--- START OF Available records ---
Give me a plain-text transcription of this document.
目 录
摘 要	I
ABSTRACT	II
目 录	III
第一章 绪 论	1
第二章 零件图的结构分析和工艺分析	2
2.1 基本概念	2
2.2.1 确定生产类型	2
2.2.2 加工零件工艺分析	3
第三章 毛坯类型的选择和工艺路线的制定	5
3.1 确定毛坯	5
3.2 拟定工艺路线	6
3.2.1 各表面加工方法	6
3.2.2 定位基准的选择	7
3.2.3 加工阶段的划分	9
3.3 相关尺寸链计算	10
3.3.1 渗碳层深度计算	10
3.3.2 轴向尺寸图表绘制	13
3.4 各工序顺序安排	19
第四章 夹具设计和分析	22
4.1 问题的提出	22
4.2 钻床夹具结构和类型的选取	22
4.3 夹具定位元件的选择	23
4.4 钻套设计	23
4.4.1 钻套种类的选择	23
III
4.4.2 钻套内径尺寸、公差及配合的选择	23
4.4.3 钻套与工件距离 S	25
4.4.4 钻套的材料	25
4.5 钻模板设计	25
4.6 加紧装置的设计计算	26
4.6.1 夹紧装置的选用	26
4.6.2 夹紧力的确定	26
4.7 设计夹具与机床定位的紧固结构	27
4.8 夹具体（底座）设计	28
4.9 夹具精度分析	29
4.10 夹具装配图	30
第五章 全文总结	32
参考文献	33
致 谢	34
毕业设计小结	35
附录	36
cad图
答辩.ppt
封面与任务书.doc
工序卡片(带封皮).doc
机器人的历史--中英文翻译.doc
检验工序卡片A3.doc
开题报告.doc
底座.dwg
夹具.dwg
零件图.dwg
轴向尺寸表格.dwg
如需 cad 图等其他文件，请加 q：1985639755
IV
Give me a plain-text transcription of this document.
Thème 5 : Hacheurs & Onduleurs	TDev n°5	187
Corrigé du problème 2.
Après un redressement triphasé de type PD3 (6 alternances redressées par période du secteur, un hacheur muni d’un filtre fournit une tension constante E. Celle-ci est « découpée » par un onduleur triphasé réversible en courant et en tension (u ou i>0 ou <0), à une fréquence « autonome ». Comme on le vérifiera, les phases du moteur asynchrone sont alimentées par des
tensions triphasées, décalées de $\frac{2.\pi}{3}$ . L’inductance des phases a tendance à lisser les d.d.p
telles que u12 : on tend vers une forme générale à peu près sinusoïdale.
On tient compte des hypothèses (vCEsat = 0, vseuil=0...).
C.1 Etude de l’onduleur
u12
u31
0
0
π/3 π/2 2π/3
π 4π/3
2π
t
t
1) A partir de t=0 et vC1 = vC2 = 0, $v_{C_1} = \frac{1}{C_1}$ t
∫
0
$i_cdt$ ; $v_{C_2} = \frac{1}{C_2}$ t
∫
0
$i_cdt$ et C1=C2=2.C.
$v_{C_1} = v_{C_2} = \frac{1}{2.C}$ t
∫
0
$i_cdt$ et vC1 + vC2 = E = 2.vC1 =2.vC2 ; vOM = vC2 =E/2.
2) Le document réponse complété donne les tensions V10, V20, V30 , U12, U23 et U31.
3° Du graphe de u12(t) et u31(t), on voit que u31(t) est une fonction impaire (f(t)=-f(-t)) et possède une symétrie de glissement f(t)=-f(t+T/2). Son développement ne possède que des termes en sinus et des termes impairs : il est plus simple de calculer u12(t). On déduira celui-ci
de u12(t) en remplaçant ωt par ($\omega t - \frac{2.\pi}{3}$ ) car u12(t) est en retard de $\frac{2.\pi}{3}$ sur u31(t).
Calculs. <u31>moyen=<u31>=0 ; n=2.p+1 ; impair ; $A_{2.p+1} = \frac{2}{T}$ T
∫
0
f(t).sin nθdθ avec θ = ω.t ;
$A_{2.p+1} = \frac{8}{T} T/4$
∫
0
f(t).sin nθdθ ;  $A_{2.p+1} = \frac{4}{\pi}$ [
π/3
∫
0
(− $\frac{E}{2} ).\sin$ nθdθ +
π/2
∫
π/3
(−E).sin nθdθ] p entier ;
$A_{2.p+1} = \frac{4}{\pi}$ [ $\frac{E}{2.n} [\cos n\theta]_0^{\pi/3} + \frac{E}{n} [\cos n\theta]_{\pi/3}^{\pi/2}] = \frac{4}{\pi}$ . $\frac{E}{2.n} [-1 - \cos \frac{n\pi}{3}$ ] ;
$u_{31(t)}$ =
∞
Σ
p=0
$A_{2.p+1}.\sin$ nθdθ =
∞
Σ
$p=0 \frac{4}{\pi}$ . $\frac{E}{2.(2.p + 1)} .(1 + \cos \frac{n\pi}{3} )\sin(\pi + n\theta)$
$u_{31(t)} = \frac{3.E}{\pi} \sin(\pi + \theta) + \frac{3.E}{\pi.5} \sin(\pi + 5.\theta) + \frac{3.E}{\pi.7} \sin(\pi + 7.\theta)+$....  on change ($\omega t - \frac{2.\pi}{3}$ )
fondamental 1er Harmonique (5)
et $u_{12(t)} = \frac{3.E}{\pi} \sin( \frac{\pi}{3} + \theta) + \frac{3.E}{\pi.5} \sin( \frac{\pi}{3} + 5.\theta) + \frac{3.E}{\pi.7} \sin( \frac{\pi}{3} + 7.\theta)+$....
--- END OF Available records ---
Instructions for the task: Look above for every line with the word "phases" and copy it.

Answer to this problem:
Après un redressement triphasé de type PD3 (6 alternances redressées par période du secteur, un hacheur muni d’un filtre fournit une tension constante E. Celle-ci est « découpée » par un onduleur triphasé réversible en courant et en tension (u ou i>0 ou <0), à une fréquence « autonome ». Comme on le vérifiera, les phases du moteur asynchrone sont alimentées par des
tensions triphasées, décalées de $\frac{2.\pi}{3}$ . L’inductance des phases a tendance à lisser les d.d.p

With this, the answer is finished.